Saved entries
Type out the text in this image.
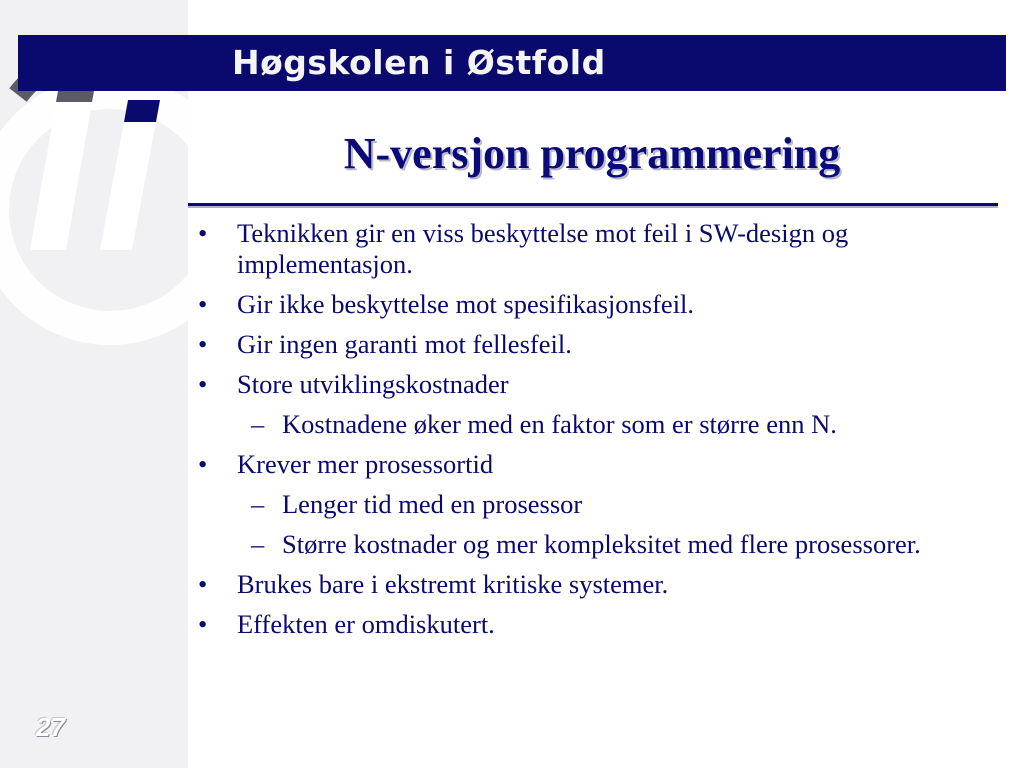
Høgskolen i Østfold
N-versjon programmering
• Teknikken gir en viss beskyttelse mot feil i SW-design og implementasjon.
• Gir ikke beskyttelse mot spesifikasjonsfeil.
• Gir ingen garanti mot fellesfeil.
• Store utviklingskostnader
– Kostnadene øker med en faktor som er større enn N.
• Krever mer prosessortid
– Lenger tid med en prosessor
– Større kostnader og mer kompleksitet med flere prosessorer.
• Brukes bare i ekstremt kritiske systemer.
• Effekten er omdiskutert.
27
...
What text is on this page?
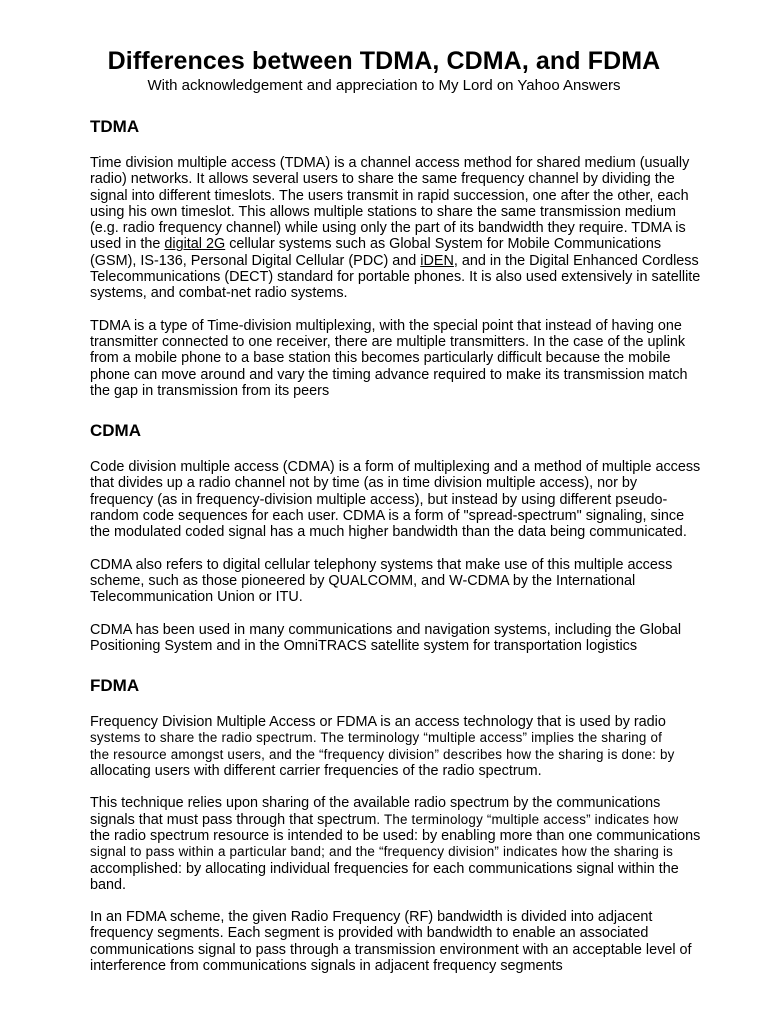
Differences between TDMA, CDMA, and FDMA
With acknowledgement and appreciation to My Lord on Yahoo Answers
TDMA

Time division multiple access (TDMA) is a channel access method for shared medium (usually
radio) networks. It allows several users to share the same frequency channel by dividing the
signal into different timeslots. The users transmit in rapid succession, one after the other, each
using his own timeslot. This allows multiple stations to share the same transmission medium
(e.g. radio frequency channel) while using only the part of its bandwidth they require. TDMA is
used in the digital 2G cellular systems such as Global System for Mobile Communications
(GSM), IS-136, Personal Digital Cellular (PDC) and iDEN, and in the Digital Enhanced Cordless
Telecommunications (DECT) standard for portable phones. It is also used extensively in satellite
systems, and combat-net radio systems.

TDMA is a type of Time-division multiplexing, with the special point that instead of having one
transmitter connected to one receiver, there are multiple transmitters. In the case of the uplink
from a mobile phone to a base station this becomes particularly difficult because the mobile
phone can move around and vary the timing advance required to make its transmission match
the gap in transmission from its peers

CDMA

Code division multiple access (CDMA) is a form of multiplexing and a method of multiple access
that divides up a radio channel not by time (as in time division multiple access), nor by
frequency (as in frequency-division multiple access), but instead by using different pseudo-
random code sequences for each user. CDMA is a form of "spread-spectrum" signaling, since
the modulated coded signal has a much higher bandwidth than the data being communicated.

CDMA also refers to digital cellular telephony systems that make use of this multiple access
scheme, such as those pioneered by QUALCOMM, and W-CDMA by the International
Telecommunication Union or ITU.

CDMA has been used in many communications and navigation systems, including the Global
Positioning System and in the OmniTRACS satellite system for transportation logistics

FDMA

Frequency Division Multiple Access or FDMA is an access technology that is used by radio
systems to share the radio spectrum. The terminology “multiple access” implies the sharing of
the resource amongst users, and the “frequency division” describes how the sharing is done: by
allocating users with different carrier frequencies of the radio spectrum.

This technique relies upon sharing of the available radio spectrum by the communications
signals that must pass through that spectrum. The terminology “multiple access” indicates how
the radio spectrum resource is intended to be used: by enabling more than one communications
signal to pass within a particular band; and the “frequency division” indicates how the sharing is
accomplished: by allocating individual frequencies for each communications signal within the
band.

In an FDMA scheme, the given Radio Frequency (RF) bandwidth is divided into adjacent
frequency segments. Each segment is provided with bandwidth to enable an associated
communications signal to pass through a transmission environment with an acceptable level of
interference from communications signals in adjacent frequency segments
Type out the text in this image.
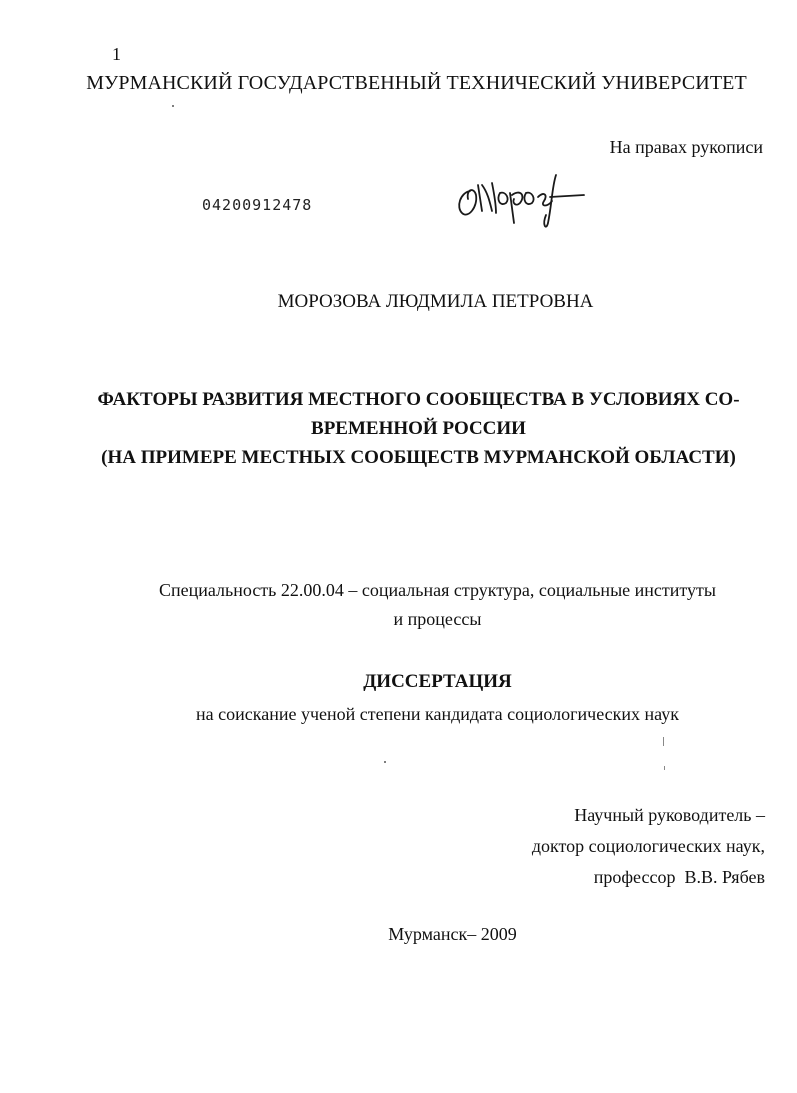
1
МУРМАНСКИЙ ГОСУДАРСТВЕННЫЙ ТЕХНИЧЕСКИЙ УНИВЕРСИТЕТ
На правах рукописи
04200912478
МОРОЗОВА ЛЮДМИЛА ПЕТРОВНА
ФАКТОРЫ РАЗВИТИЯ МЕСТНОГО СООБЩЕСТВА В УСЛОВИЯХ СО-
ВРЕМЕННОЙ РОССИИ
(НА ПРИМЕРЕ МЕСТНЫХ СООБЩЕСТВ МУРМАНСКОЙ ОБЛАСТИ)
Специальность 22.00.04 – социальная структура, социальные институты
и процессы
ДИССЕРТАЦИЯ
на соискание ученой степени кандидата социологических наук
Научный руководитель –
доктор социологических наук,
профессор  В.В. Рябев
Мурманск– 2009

● **Short problem**
Which lines contain the word "make"? Copy each of them.

● **Result**
phone can move around and vary the timing advance required to make its transmission match
CDMA also refers to digital cellular telephony systems that make use of this multiple access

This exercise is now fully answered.